[Stored data entries]
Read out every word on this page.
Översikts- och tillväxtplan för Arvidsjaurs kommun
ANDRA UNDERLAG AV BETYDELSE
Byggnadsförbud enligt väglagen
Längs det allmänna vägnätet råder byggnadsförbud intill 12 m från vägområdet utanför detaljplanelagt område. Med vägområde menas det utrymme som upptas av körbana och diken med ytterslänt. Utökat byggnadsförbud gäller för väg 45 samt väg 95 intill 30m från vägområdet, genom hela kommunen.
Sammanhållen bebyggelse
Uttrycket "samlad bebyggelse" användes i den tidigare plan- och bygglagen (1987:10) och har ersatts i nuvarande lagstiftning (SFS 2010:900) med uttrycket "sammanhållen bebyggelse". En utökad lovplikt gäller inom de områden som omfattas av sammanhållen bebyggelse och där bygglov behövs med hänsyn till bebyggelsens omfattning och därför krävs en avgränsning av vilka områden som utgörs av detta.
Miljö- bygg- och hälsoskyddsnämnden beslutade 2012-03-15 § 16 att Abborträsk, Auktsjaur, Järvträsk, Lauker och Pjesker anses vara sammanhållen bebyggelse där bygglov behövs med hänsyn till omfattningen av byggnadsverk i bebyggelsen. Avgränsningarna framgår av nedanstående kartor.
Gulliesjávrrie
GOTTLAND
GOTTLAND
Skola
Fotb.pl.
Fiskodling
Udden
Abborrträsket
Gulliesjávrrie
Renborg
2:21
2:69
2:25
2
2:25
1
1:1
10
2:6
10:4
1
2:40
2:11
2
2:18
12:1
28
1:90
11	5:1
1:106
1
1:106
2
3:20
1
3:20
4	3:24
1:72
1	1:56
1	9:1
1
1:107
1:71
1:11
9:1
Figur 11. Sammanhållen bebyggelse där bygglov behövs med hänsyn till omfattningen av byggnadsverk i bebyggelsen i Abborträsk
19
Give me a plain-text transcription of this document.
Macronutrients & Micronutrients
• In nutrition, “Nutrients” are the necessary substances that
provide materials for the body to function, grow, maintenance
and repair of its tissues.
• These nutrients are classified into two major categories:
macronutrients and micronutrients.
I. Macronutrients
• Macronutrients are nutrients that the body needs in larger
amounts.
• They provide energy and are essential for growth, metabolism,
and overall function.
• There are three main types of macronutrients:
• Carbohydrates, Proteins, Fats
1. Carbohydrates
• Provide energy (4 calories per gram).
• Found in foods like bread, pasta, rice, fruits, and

What you have to do >> All lines from the one with "Give me a plain-text" onward to the end of the records above should be repeated exactly, and only those lines.

Output of the task >>
Give me a plain-text transcription of this document.
Macronutrients & Micronutrients
• In nutrition, “Nutrients” are the necessary substances that
provide materials for the body to function, grow, maintenance
and repair of its tissues.
• These nutrients are classified into two major categories:
macronutrients and micronutrients.
I. Macronutrients
• Macronutrients are nutrients that the body needs in larger
amounts.
• They provide energy and are essential for growth, metabolism,
and overall function.
• There are three main types of macronutrients:
• Carbohydrates, Proteins, Fats
1. Carbohydrates
• Provide energy (4 calories per gram).
• Found in foods like bread, pasta, rice, fruits, and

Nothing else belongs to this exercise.